#### GIVEN DATA

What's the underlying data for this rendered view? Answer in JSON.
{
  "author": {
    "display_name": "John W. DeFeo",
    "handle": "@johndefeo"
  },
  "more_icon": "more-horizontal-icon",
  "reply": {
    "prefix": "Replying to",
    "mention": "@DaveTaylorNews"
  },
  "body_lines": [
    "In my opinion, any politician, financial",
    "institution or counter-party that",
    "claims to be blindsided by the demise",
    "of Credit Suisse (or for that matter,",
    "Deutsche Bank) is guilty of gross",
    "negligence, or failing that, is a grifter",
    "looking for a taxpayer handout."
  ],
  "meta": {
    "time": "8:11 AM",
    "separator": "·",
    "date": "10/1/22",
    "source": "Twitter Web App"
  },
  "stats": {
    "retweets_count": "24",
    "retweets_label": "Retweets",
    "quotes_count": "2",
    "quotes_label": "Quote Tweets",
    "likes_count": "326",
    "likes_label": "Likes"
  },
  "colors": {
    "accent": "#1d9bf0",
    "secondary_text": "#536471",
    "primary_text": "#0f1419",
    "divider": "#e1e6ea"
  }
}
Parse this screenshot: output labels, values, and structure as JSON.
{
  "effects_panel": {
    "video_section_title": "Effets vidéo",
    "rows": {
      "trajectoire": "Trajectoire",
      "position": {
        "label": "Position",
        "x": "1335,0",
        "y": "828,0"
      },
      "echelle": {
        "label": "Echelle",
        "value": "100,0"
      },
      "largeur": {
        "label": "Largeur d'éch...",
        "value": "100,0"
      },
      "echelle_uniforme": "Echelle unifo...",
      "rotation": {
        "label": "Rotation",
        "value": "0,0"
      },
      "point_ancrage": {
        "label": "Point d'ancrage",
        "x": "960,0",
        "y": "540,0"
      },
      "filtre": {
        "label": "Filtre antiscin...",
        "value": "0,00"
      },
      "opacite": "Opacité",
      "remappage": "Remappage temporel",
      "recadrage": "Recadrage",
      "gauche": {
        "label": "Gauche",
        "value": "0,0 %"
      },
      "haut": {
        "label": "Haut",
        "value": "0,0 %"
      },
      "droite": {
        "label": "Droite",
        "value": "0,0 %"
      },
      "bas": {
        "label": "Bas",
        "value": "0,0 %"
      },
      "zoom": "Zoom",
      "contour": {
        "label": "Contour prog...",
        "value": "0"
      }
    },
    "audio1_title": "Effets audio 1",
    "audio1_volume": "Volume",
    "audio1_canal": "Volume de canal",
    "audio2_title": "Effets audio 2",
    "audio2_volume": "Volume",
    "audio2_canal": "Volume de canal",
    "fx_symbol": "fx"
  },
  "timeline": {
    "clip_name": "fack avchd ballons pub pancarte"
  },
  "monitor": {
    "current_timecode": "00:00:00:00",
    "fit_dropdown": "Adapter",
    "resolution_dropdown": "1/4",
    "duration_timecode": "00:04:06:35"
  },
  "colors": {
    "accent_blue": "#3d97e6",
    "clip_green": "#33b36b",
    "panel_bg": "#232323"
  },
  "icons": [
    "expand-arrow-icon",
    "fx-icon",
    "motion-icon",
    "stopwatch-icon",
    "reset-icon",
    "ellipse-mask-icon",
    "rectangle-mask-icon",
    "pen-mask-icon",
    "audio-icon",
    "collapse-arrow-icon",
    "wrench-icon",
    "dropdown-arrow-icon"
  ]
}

########

OBJECTIVE ::
For the material, find the number of lines holding the word "Volume" and give that figure and nothing more.

EXERCISE RESPONSE ::
4